Dataset records
◇ ◇ ◇ ◇ ◇
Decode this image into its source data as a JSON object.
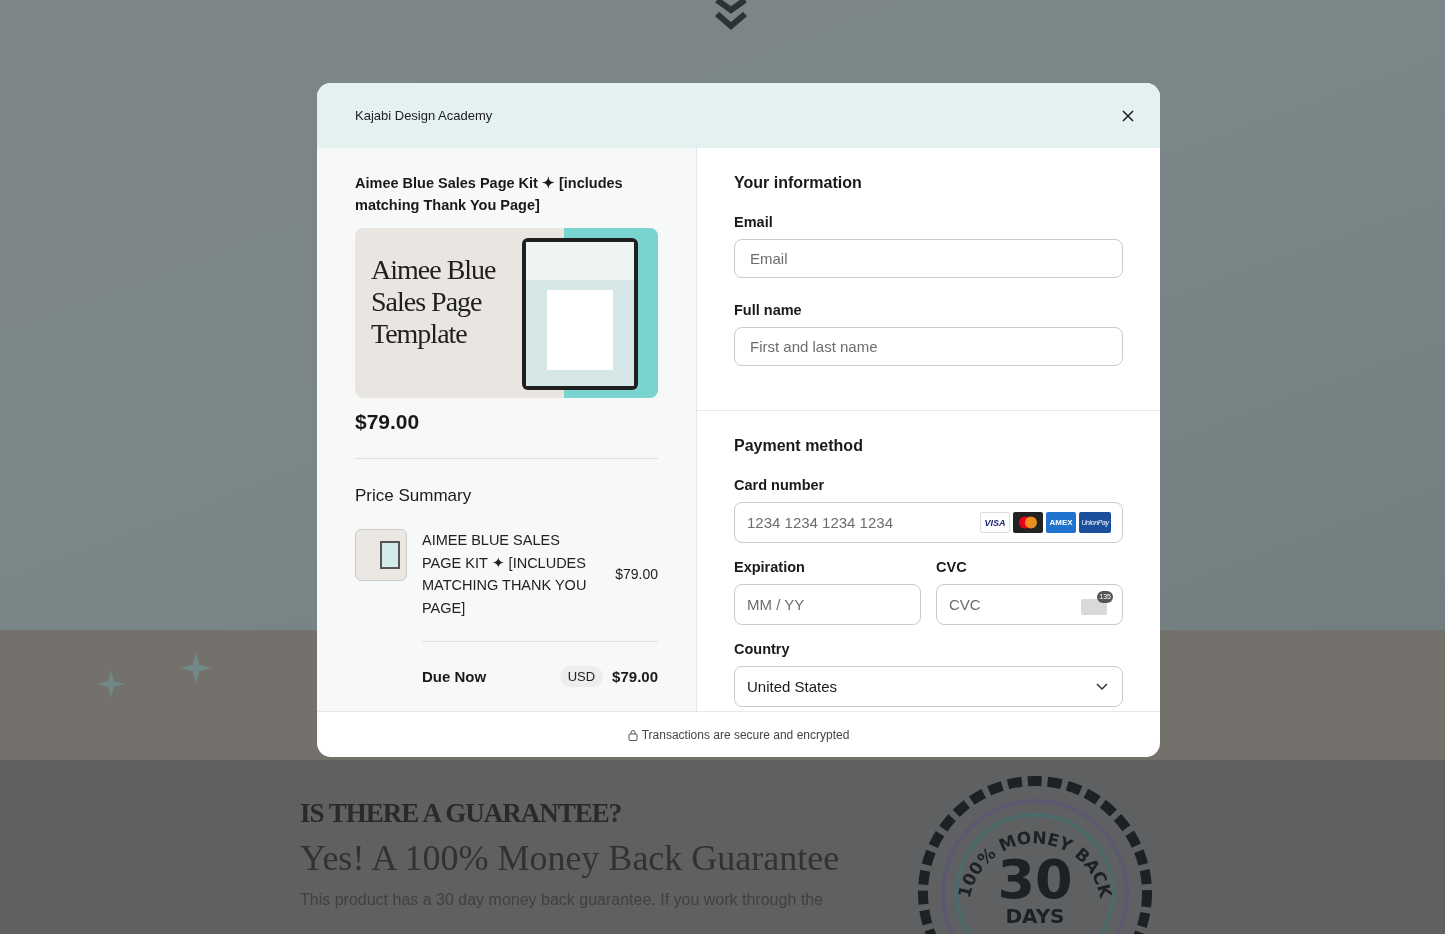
{
  "background": {
    "heading": "IS THERE A GUARANTEE?",
    "subheading": "Yes! A 100% Money Back Guarantee",
    "paragraph": "This product has a 30 day money back guarantee. If you work through the",
    "badge": {
      "arc_text": "100% MONEY BACK",
      "number": "30",
      "unit": "DAYS"
    }
  },
  "modal": {
    "title": "Kajabi Design Academy"
  },
  "product": {
    "title": "Aimee Blue Sales Page Kit ✦ [includes matching Thank You Page]",
    "image_text": "Aimee Blue Sales Page Template",
    "price": "$79.00"
  },
  "price_summary": {
    "title": "Price Summary",
    "items": [
      {
        "name": "AIMEE BLUE SALES PAGE KIT ✦  [INCLUDES MATCHING THANK YOU PAGE]",
        "price": "$79.00"
      }
    ],
    "due": {
      "label": "Due Now",
      "currency": "USD",
      "amount": "$79.00"
    }
  },
  "your_information": {
    "title": "Your information",
    "fields": [
      {
        "label": "Email",
        "placeholder": "Email"
      },
      {
        "label": "Full name",
        "placeholder": "First and last name"
      }
    ]
  },
  "payment": {
    "title": "Payment method",
    "card_number": {
      "label": "Card number",
      "placeholder": "1234 1234 1234 1234"
    },
    "card_brands": [
      {
        "kind": "visa",
        "label": "VISA"
      },
      {
        "kind": "mastercard"
      },
      {
        "kind": "amex",
        "label": "AMEX"
      },
      {
        "kind": "unionpay",
        "label": "UnionPay"
      }
    ],
    "expiration": {
      "label": "Expiration",
      "placeholder": "MM / YY"
    },
    "cvc": {
      "label": "CVC",
      "placeholder": "CVC",
      "icon_text": "135"
    },
    "country": {
      "label": "Country",
      "value": "United States"
    }
  },
  "footer": {
    "text": "Transactions are secure and encrypted"
  }
}
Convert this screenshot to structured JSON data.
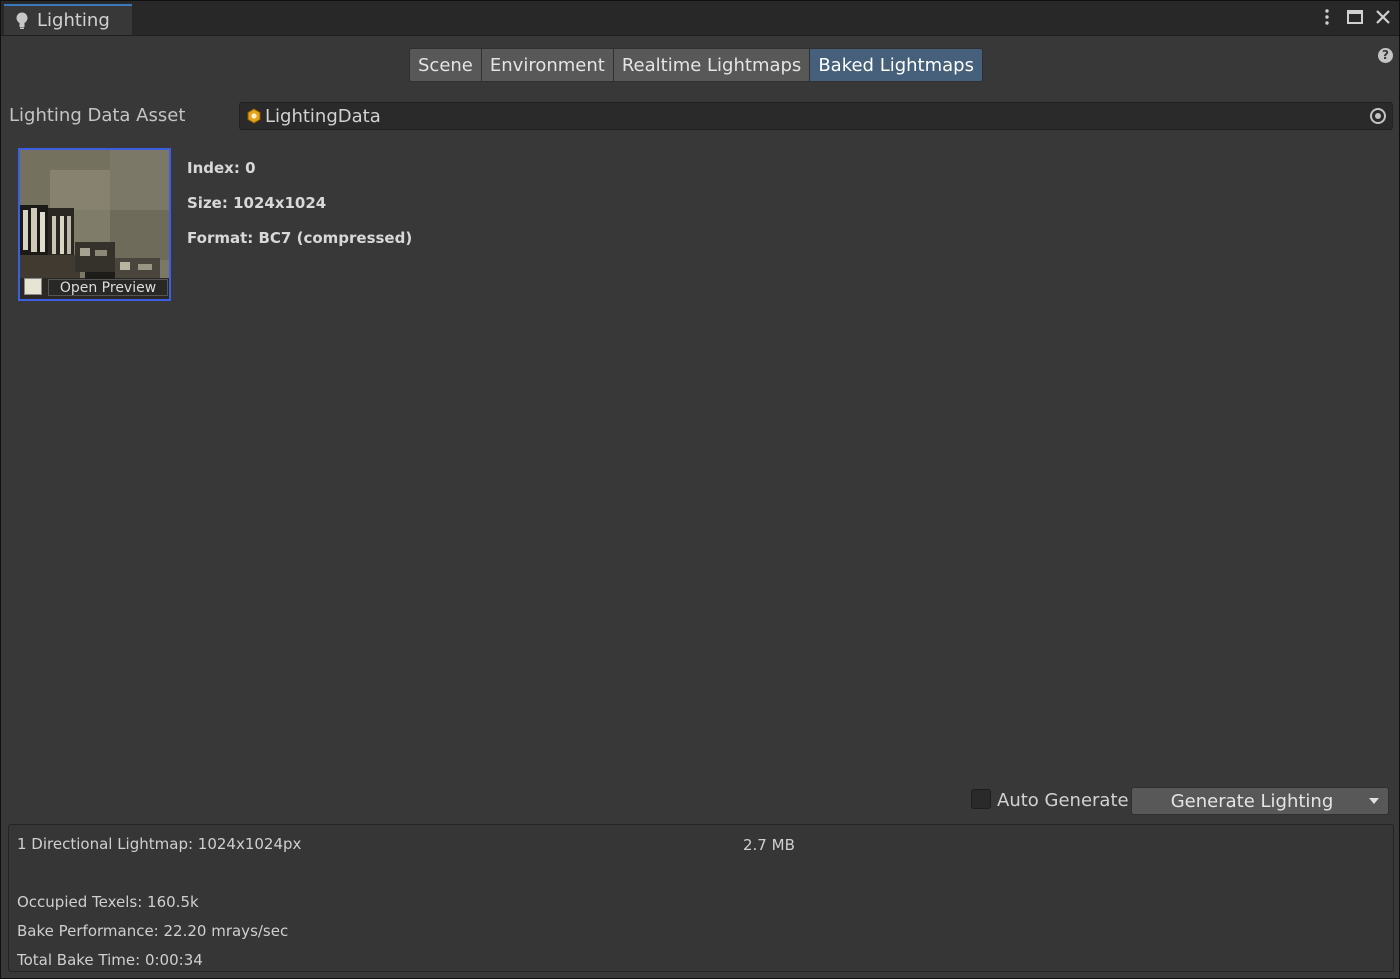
{
  "window": {
    "title": "Lighting"
  },
  "toolbar": {
    "tabs": [
      {
        "label": "Scene",
        "active": false
      },
      {
        "label": "Environment",
        "active": false
      },
      {
        "label": "Realtime Lightmaps",
        "active": false
      },
      {
        "label": "Baked Lightmaps",
        "active": true
      }
    ]
  },
  "lighting_data": {
    "label": "Lighting Data Asset",
    "value": "LightingData"
  },
  "lightmap": {
    "open_preview": "Open Preview",
    "index": "Index: 0",
    "size": "Size: 1024x1024",
    "format": "Format: BC7 (compressed)"
  },
  "actions": {
    "auto_generate_label": "Auto Generate",
    "auto_generate_checked": false,
    "generate_label": "Generate Lighting"
  },
  "stats": {
    "lightmaps": "1 Directional Lightmap: 1024x1024px",
    "memory": "2.7 MB",
    "occupied_texels": "Occupied Texels: 160.5k",
    "bake_performance": "Bake Performance: 22.20 mrays/sec",
    "total_bake_time": "Total Bake Time: 0:00:34"
  },
  "colors": {
    "panel_bg": "#383838",
    "active_tab": "#46607c",
    "selection_border": "#3c5ee0"
  },
  "icons": [
    "lightbulb-icon",
    "more-options-icon",
    "maximize-icon",
    "close-icon",
    "help-icon",
    "lighting-data-asset-icon",
    "object-picker-icon",
    "dropdown-arrow-icon"
  ]
}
◇ ◇ ◇ ◇ ◇
§ WRITTEN REQUEST
Where a line holds "name", copy it out.

§ TASK OUTPUT
        "name": "AIMEE BLUE SALES PAGE KIT ✦  [INCLUDES MATCHING THANK YOU PAGE]",
        "label": "Full name",
        "placeholder": "First and last name"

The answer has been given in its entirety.